> PROBLEMS
[a] Answer these from the job posting:
(i) Which two cloud platforms used by Loftware are named?
(ii) Which two tools are named for building automation tools?
(iii) Besides the rest of the Cloud Operations team, which two groups will the engineer work alongside?
[b] Quote the job posting from "Key Roles &" to "and service continuity.".

> PAGE
____
About the role:
Loftware is expanding its worldwide 24x7 Cloud Operations Team and we are looking for a technically motivated English speaking Cloud Operations Site Reliability Engineer with a strong cloud-based Linux and Windows knowledge. The Cloud Operations Site Reliability Engineer will be hands-on and involved with building, maintaining, and troubleshooting customer environments for mission-critical application use across the range of cloud platforms used by Loftware, including AWS and Azure. The Cloud Operations Site Reliability Engineer is someone that is a team player with the desire and passion for modern technology and keen to take on large-scale responsibility for the cloud environment.
The Cloud Operations Site Reliability Engineer will work with the rest of the Cloud Operations team and alongside QA and Development to continually improve automated infrastructure and application deployment, to build and maintain reliable cloud infrastructure and services and to manage the highly available and scalable solutions that Loftware customers rely on.
This is an excellent opportunity to be part of a team helping to evolve our solutions for different cloud platforms as well as expand your skills in the cloud.
Key Roles & Responsibilities:
1. Help continue to improve monitoring systems in AWS, Azure, and our other cloud environments to track the health and performance of cloud-based applications and infrastructure. Develop cloud-based alerts to proactively identify and address issues before they impact users.
2. Develop and maintain automation tools to streamline operational tasks with Terraform and Ansible
3. Implement security best practices and compliance standards for our AWS, Azure, and other cloud environments. Continuously assess and mitigate security risks and vulnerabilities. Create, maintain, and execute disaster recovery plans and backup strategies to ensure data and service continuity.
4. Collaborate with software engineers to improve the reliability and resilience of applications through code and architecture changes and help identify performance bottlenecks to optimize applications and infrastructure.
____
> EXCERPTED DATA
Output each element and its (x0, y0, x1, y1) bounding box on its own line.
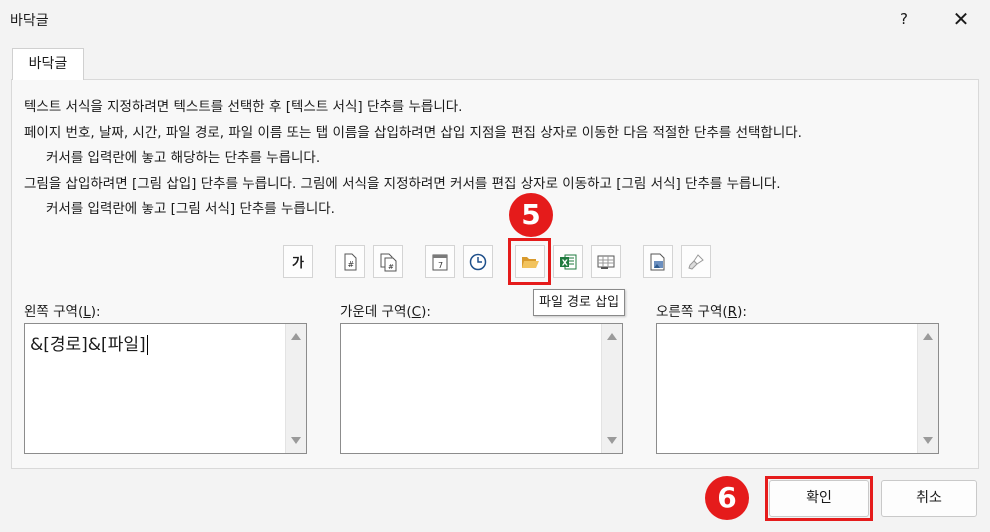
insert-sheet-name-button[interactable] (591, 245, 621, 278)
insert-date-button[interactable]: 7 (425, 245, 455, 278)
calendar-icon: 7 (432, 254, 448, 270)
center-section-editor[interactable] (340, 323, 623, 454)
scroll-down-icon[interactable] (607, 437, 617, 444)
paint-brush-icon (688, 253, 704, 270)
instruction-line-2: 페이지 번호, 날짜, 시간, 파일 경로, 파일 이름 또는 탭 이름을 삽입… (24, 125, 802, 141)
center-section-label: 가운데 구역(C): (340, 304, 431, 320)
format-text-button[interactable]: 가 (283, 245, 313, 278)
text-caret (146, 335, 148, 355)
tab-footer-label: 바닥글 (28, 56, 68, 72)
format-picture-button[interactable] (681, 245, 711, 278)
center-section-scrollbar[interactable] (601, 324, 622, 453)
insert-picture-button[interactable] (643, 245, 673, 278)
svg-text:X: X (562, 258, 569, 267)
scroll-up-icon[interactable] (923, 333, 933, 340)
left-section-scrollbar[interactable] (285, 324, 306, 453)
instruction-line-1: 텍스트 서식을 지정하려면 텍스트를 선택한 후 [텍스트 서식] 단추를 누릅… (24, 99, 463, 115)
right-section-label: 오른쪽 구역(R): (656, 304, 747, 320)
scroll-down-icon[interactable] (923, 437, 933, 444)
excel-file-icon: X (560, 254, 577, 269)
svg-text:#: # (348, 260, 355, 269)
format-text-icon: 가 (292, 256, 304, 271)
cancel-button[interactable]: 취소 (881, 480, 977, 517)
scroll-down-icon[interactable] (291, 437, 301, 444)
page-count-icon: # (380, 253, 397, 271)
right-section-scrollbar[interactable] (917, 324, 938, 453)
left-section-label: 왼쪽 구역(L): (24, 304, 101, 320)
window-title: 바닥글 (10, 13, 49, 29)
help-button[interactable]: ? (890, 6, 918, 32)
scroll-up-icon[interactable] (291, 333, 301, 340)
left-section-editor[interactable]: &[경로]&[파일] (24, 323, 307, 454)
instruction-line-4: 그림을 삽입하려면 [그림 삽입] 단추를 누릅니다. 그림에 서식을 지정하려… (24, 176, 781, 192)
page-number-icon: # (344, 253, 357, 270)
insert-file-name-button[interactable]: X (553, 245, 583, 278)
insert-page-number-button[interactable]: # (335, 245, 365, 278)
step-marker-6: 6 (705, 476, 749, 520)
insert-page-count-button[interactable]: # (373, 245, 403, 278)
svg-text:7: 7 (438, 261, 443, 270)
file-path-tooltip: 파일 경로 삽입 (533, 289, 626, 316)
svg-text:#: # (388, 263, 394, 271)
insert-time-button[interactable] (463, 245, 493, 278)
left-section-text: &[경로]&[파일] (30, 335, 146, 355)
right-section-editor[interactable] (656, 323, 939, 454)
step-5-highlight (508, 238, 551, 285)
scroll-up-icon[interactable] (607, 333, 617, 340)
step-marker-5: 5 (509, 193, 553, 237)
picture-icon (650, 253, 665, 270)
step-6-highlight (765, 476, 873, 521)
clock-icon (469, 253, 487, 270)
sheet-tab-icon (597, 255, 615, 269)
close-button[interactable]: ✕ (946, 6, 976, 32)
tab-footer[interactable]: 바닥글 (12, 48, 84, 80)
title-bar: 바닥글 ? ✕ (0, 0, 990, 38)
instruction-line-5: 커서를 입력란에 놓고 [그림 서식] 단추를 누릅니다. (46, 201, 335, 217)
instruction-line-3: 커서를 입력란에 놓고 해당하는 단추를 누릅니다. (46, 150, 321, 166)
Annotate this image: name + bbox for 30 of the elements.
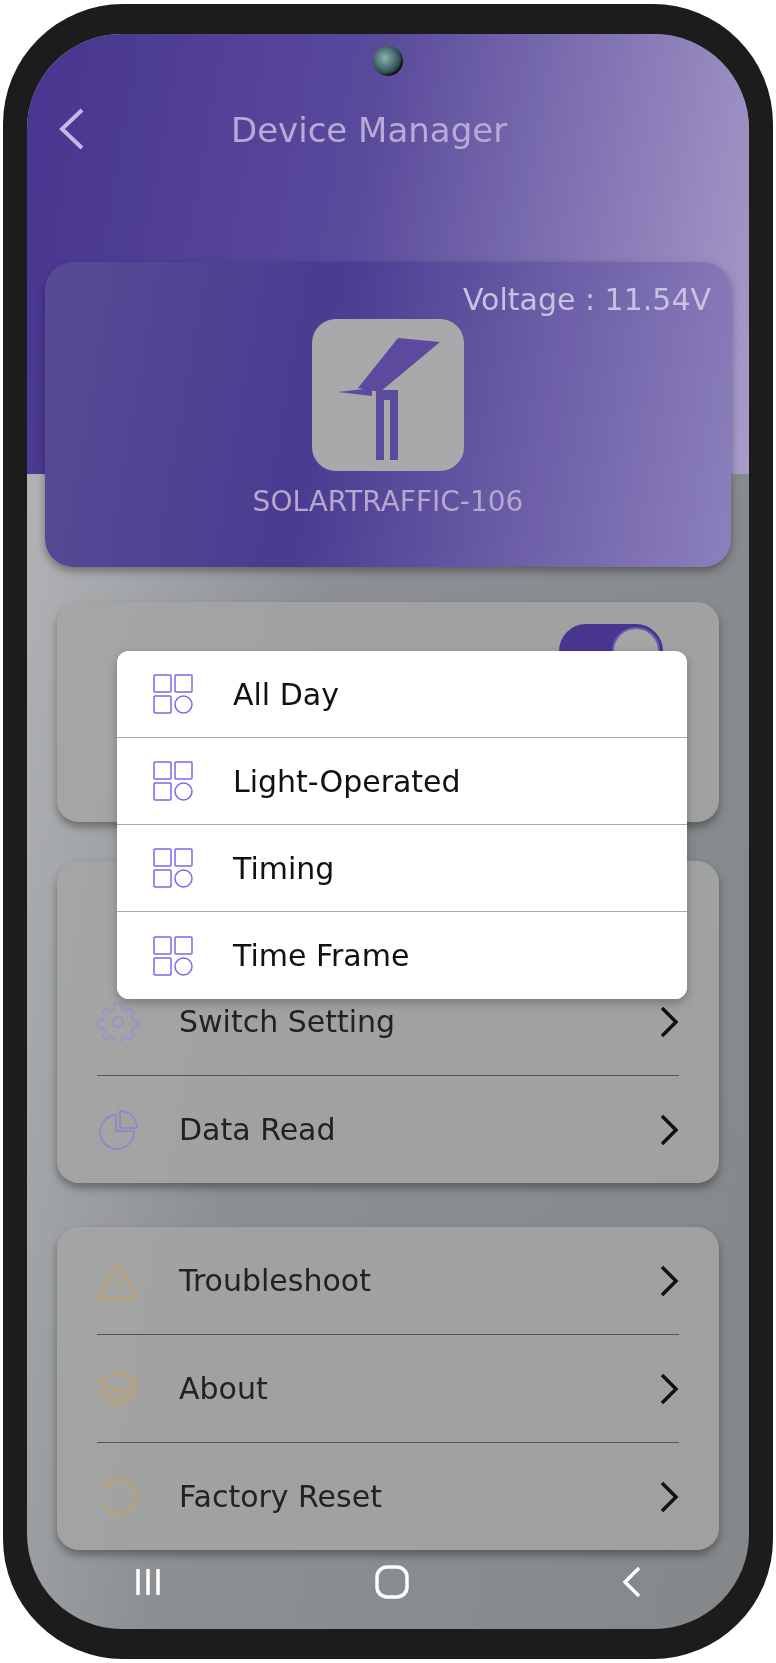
____
> COMPLETED EXERCISE
[a]
(i) AWS and Azure
(ii) Terraform and Ansible
(iii) QA and Development

[b]
Key Roles & Responsibilities:
1. Help continue to improve monitoring systems in AWS, Azure, and our other cloud environments to track the health and performance of cloud-based applications and infrastructure. Develop cloud-based alerts to proactively identify and address issues before they impact users.
2. Develop and maintain automation tools to streamline operational tasks with Terraform and Ansible
3. Implement security best practices and compliance standards for our AWS, Azure, and other cloud environments. Continuously assess and mitigate security risks and vulnerabilities. Create, maintain, and execute disaster recovery plans and backup strategies to ensure data and service continuity.